* _Instruction_
Count the lines below that contain the word "this", and give only that number.

* _Input material_
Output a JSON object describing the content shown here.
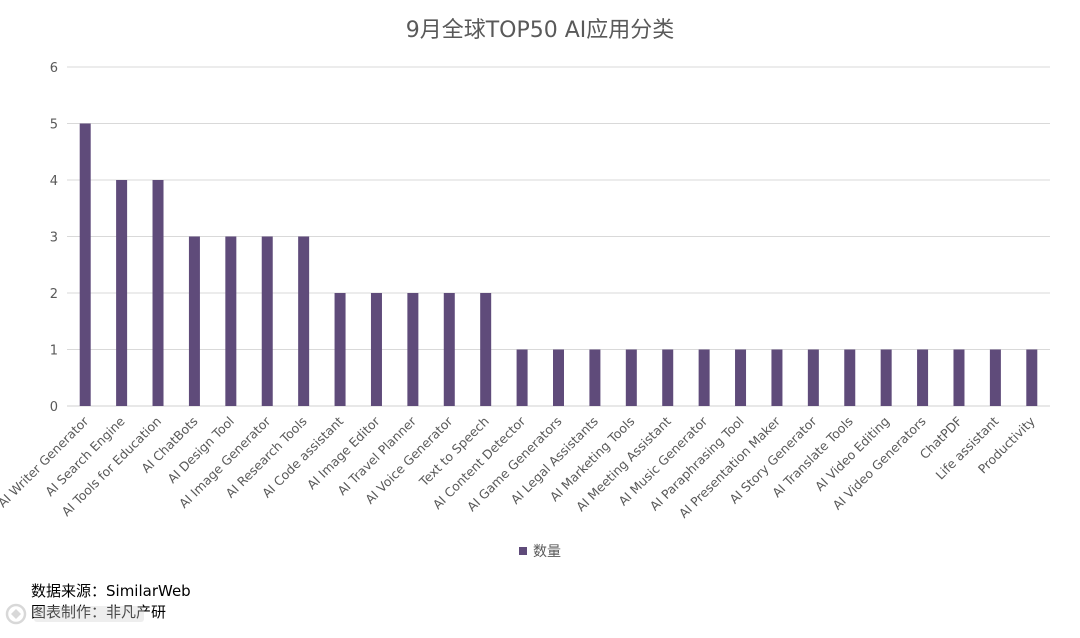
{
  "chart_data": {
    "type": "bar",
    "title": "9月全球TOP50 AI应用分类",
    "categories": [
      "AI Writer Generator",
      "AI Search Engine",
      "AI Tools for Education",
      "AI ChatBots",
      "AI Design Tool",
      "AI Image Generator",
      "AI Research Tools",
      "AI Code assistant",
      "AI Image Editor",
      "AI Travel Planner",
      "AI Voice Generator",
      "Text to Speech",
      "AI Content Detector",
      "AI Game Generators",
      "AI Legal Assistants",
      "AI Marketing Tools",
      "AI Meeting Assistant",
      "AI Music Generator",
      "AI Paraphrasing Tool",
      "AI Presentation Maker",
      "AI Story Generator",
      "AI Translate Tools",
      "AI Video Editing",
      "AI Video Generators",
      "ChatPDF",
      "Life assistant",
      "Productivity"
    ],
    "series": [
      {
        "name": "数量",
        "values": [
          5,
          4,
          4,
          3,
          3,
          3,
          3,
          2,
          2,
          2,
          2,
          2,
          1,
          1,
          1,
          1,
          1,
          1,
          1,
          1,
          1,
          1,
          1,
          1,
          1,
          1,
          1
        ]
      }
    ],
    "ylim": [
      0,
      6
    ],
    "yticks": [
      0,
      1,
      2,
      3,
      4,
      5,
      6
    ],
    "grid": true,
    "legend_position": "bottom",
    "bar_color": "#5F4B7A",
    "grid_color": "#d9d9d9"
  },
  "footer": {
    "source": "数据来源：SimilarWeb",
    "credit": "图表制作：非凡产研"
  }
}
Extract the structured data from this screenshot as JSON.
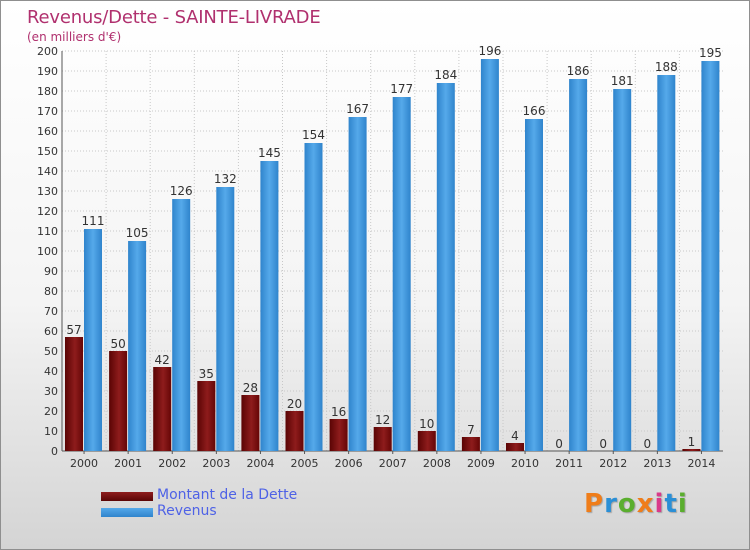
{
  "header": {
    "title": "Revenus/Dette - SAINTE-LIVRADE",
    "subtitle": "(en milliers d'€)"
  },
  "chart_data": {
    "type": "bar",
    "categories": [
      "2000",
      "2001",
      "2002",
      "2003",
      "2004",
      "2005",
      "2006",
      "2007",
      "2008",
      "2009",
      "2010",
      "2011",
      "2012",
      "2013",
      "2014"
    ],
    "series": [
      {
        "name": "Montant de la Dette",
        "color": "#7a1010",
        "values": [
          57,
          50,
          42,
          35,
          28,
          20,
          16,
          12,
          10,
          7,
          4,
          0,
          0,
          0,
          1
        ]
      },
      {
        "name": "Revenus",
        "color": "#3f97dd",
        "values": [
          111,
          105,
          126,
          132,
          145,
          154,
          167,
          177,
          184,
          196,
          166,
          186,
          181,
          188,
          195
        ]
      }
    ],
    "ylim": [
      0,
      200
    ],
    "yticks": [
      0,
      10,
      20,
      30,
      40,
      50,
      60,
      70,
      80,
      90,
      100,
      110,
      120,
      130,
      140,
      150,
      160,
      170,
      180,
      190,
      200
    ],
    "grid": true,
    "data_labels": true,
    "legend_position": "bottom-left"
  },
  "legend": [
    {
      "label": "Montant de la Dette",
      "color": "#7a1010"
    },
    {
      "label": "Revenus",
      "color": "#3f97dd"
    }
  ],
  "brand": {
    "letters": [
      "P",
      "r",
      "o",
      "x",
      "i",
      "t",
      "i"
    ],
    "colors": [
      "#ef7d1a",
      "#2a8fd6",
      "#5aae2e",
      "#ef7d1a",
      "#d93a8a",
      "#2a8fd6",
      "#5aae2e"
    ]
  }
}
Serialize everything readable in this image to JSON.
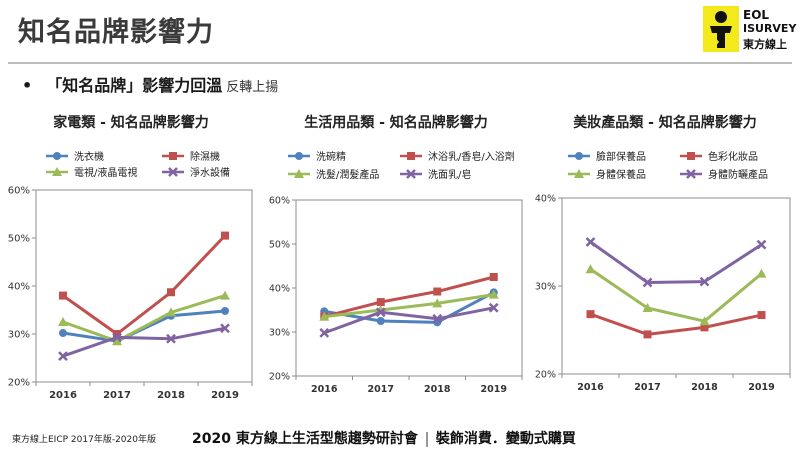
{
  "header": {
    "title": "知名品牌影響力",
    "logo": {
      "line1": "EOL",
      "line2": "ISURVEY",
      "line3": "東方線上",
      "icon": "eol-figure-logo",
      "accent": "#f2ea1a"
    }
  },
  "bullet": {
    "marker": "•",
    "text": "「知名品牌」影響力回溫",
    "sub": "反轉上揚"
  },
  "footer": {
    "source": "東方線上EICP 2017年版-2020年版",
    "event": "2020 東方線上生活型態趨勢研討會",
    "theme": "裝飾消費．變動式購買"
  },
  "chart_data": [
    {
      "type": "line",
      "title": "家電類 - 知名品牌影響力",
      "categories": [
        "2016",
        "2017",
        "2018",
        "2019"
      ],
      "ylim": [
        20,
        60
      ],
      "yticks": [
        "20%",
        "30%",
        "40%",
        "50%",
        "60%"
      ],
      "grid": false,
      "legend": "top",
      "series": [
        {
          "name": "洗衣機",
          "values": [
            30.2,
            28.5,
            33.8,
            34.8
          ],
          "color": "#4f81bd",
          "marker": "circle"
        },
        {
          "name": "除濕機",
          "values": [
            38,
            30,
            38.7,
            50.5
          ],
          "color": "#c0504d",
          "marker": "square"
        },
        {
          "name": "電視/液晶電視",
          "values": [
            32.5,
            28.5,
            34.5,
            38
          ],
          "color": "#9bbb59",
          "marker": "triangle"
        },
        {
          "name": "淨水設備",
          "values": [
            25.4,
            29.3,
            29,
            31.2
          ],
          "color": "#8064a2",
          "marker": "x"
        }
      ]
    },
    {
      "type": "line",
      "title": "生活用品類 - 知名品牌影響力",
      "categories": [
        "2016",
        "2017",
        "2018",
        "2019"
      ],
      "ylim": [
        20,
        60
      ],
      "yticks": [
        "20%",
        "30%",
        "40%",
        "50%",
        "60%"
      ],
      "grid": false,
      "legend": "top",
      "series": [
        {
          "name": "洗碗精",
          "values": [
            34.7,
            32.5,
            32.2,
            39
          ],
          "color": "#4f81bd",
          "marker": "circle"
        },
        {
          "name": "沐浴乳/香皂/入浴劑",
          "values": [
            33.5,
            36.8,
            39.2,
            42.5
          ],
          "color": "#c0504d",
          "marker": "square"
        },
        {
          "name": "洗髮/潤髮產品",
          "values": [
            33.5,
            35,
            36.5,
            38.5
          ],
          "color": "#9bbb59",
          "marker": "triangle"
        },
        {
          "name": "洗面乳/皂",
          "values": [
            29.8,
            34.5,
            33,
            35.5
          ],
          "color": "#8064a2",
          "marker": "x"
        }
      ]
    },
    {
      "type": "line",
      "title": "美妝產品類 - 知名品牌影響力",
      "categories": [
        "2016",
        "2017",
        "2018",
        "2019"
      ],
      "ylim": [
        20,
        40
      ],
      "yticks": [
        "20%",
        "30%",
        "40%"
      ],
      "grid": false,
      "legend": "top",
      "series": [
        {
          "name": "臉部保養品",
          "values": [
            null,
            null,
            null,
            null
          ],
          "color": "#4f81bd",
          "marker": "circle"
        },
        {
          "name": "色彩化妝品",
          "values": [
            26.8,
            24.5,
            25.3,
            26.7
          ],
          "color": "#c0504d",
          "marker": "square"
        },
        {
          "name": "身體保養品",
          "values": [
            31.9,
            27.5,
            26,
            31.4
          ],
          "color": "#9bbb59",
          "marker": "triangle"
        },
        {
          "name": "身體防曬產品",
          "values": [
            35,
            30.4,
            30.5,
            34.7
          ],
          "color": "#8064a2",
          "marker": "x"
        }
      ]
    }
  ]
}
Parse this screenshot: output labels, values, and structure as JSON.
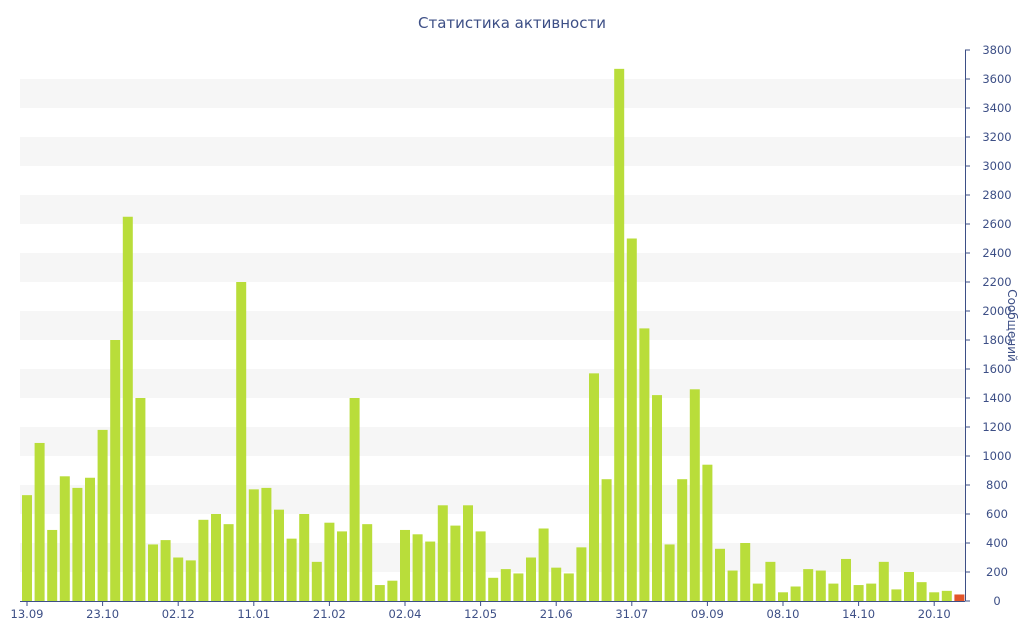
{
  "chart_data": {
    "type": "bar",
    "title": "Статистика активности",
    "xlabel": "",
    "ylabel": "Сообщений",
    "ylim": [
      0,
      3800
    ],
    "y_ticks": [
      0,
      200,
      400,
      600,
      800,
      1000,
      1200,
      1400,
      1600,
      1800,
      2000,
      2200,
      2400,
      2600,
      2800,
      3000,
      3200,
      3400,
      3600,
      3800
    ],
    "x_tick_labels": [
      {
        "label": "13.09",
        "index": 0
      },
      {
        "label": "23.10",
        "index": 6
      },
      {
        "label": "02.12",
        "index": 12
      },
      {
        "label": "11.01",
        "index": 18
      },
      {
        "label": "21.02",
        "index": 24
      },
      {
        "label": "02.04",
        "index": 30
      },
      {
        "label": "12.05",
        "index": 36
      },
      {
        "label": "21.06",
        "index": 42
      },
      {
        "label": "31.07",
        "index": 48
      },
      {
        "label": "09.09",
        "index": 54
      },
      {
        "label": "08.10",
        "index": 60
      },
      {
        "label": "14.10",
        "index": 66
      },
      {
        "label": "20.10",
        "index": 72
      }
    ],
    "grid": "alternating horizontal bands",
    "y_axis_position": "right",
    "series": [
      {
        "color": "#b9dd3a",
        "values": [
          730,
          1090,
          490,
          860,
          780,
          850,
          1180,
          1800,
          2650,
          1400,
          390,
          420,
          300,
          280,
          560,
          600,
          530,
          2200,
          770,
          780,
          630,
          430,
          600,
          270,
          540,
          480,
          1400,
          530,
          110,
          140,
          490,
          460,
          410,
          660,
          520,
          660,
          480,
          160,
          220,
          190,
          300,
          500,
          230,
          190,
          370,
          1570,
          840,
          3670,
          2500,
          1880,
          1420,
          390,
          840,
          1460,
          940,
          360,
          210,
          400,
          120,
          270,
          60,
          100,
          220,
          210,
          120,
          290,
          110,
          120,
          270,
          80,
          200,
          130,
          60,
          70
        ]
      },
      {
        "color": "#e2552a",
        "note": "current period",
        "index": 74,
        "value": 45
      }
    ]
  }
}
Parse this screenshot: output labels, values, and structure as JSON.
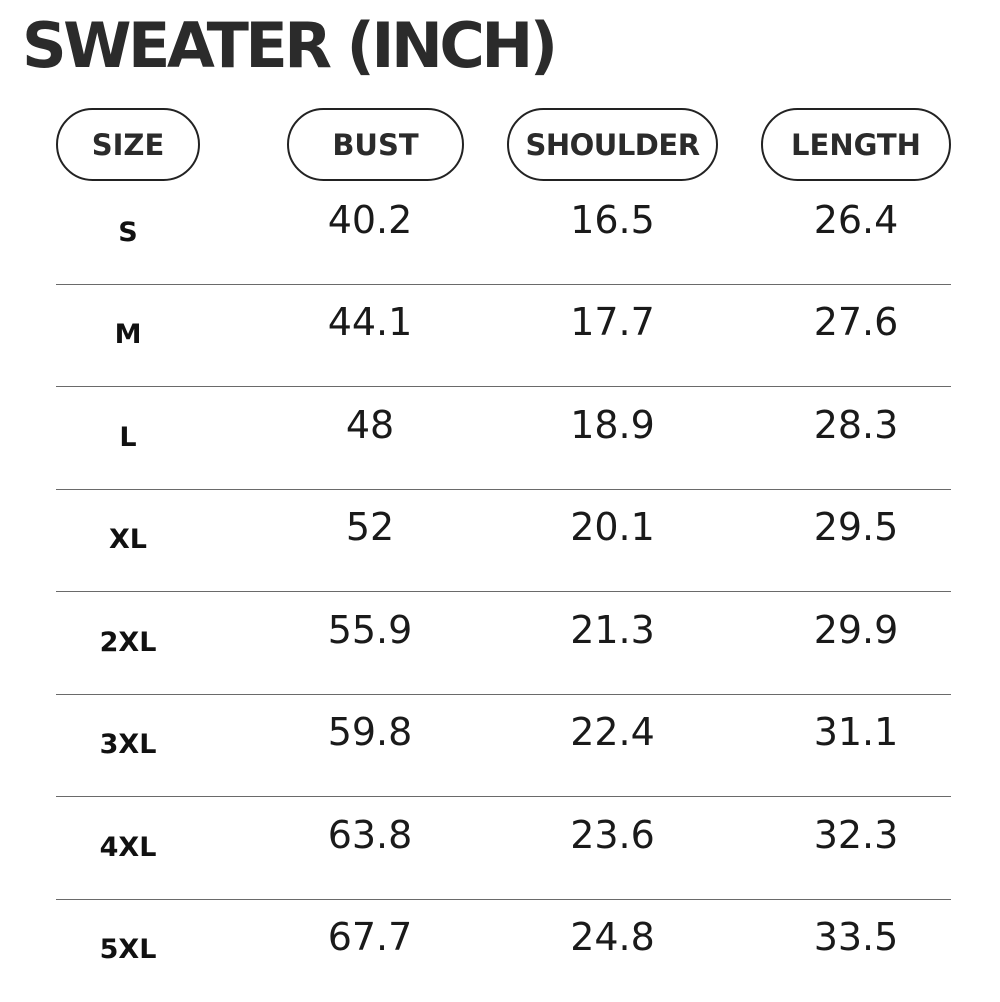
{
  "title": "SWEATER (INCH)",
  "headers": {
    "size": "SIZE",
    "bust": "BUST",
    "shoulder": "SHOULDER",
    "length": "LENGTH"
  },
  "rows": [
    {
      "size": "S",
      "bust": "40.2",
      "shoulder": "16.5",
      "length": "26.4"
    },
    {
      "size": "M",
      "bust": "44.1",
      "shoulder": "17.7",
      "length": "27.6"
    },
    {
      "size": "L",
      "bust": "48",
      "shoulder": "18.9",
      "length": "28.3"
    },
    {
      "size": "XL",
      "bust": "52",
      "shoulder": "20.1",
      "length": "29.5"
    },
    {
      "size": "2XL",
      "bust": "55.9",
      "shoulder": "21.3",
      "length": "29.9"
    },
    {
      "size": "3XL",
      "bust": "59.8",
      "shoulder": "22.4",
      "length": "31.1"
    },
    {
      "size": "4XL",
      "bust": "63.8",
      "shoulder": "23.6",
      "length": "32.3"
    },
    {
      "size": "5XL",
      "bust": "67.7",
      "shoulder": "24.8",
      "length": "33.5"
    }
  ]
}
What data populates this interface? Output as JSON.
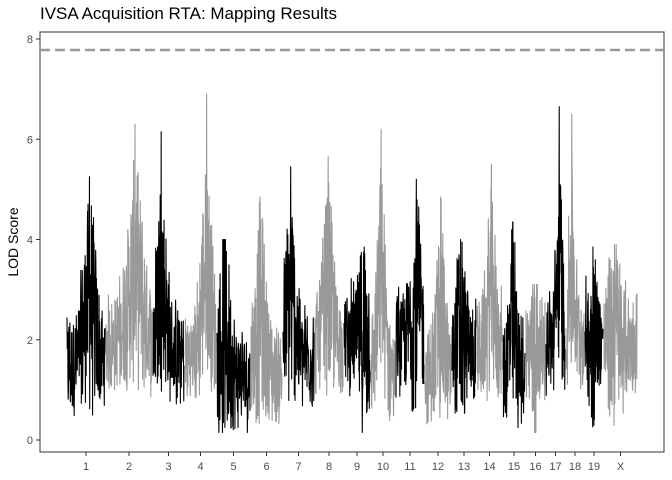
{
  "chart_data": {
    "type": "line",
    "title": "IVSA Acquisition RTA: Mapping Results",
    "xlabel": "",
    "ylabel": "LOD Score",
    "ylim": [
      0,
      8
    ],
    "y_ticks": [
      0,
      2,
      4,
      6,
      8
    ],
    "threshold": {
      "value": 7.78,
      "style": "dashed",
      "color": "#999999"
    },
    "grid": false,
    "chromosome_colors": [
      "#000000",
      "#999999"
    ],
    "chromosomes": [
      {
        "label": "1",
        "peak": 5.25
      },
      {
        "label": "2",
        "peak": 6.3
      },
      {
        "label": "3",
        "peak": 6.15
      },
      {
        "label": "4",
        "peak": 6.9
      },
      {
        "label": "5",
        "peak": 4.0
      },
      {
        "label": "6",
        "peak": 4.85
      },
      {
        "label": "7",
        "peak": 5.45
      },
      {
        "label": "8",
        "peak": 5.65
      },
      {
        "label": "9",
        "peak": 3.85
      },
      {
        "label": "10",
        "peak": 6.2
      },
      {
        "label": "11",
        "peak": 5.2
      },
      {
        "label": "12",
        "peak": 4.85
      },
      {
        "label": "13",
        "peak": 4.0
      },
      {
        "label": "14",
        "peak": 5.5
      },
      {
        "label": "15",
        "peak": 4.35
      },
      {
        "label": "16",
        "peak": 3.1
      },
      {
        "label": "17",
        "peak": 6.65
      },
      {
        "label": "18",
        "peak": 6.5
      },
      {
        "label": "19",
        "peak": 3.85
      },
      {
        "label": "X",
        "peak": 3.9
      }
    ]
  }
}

* _Task answer_
5